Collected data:
......
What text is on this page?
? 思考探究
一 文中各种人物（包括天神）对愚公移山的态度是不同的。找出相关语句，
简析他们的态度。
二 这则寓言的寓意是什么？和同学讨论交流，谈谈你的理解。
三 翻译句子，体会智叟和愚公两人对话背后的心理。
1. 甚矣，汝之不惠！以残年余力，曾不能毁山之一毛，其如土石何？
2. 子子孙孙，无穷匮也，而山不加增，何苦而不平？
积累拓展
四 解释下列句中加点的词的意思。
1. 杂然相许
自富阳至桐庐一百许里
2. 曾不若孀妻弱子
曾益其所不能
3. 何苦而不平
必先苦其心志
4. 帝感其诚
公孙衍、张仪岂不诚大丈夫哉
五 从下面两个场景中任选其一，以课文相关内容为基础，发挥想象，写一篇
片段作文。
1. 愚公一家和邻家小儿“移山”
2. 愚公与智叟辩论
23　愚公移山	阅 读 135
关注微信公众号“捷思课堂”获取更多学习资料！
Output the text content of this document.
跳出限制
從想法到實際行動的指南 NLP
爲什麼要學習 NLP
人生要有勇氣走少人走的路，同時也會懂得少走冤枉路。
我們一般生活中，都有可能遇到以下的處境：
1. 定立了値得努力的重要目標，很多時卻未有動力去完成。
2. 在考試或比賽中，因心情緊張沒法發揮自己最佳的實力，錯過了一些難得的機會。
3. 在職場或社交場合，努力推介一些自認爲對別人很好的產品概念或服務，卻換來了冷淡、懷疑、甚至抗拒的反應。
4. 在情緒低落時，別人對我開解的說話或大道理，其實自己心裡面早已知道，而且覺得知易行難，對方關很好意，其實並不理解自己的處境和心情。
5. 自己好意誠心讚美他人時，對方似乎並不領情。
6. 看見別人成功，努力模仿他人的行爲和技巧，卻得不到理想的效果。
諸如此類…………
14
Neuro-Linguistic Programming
......
### TASK:
Write every record out again, unaltered.

### RESPONSE TO THIS TASK:
What text is on this page?
? 思考探究
一 文中各种人物（包括天神）对愚公移山的态度是不同的。找出相关语句，
简析他们的态度。
二 这则寓言的寓意是什么？和同学讨论交流，谈谈你的理解。
三 翻译句子，体会智叟和愚公两人对话背后的心理。
1. 甚矣，汝之不惠！以残年余力，曾不能毁山之一毛，其如土石何？
2. 子子孙孙，无穷匮也，而山不加增，何苦而不平？
积累拓展
四 解释下列句中加点的词的意思。
1. 杂然相许
自富阳至桐庐一百许里
2. 曾不若孀妻弱子
曾益其所不能
3. 何苦而不平
必先苦其心志
4. 帝感其诚
公孙衍、张仪岂不诚大丈夫哉
五 从下面两个场景中任选其一，以课文相关内容为基础，发挥想象，写一篇
片段作文。
1. 愚公一家和邻家小儿“移山”
2. 愚公与智叟辩论
23　愚公移山	阅 读 135
关注微信公众号“捷思课堂”获取更多学习资料！
Output the text content of this document.
跳出限制
從想法到實際行動的指南 NLP
爲什麼要學習 NLP
人生要有勇氣走少人走的路，同時也會懂得少走冤枉路。
我們一般生活中，都有可能遇到以下的處境：
1. 定立了値得努力的重要目標，很多時卻未有動力去完成。
2. 在考試或比賽中，因心情緊張沒法發揮自己最佳的實力，錯過了一些難得的機會。
3. 在職場或社交場合，努力推介一些自認爲對別人很好的產品概念或服務，卻換來了冷淡、懷疑、甚至抗拒的反應。
4. 在情緒低落時，別人對我開解的說話或大道理，其實自己心裡面早已知道，而且覺得知易行難，對方關很好意，其實並不理解自己的處境和心情。
5. 自己好意誠心讚美他人時，對方似乎並不領情。
6. 看見別人成功，努力模仿他人的行爲和技巧，卻得不到理想的效果。
諸如此類…………
14
Neuro-Linguistic Programming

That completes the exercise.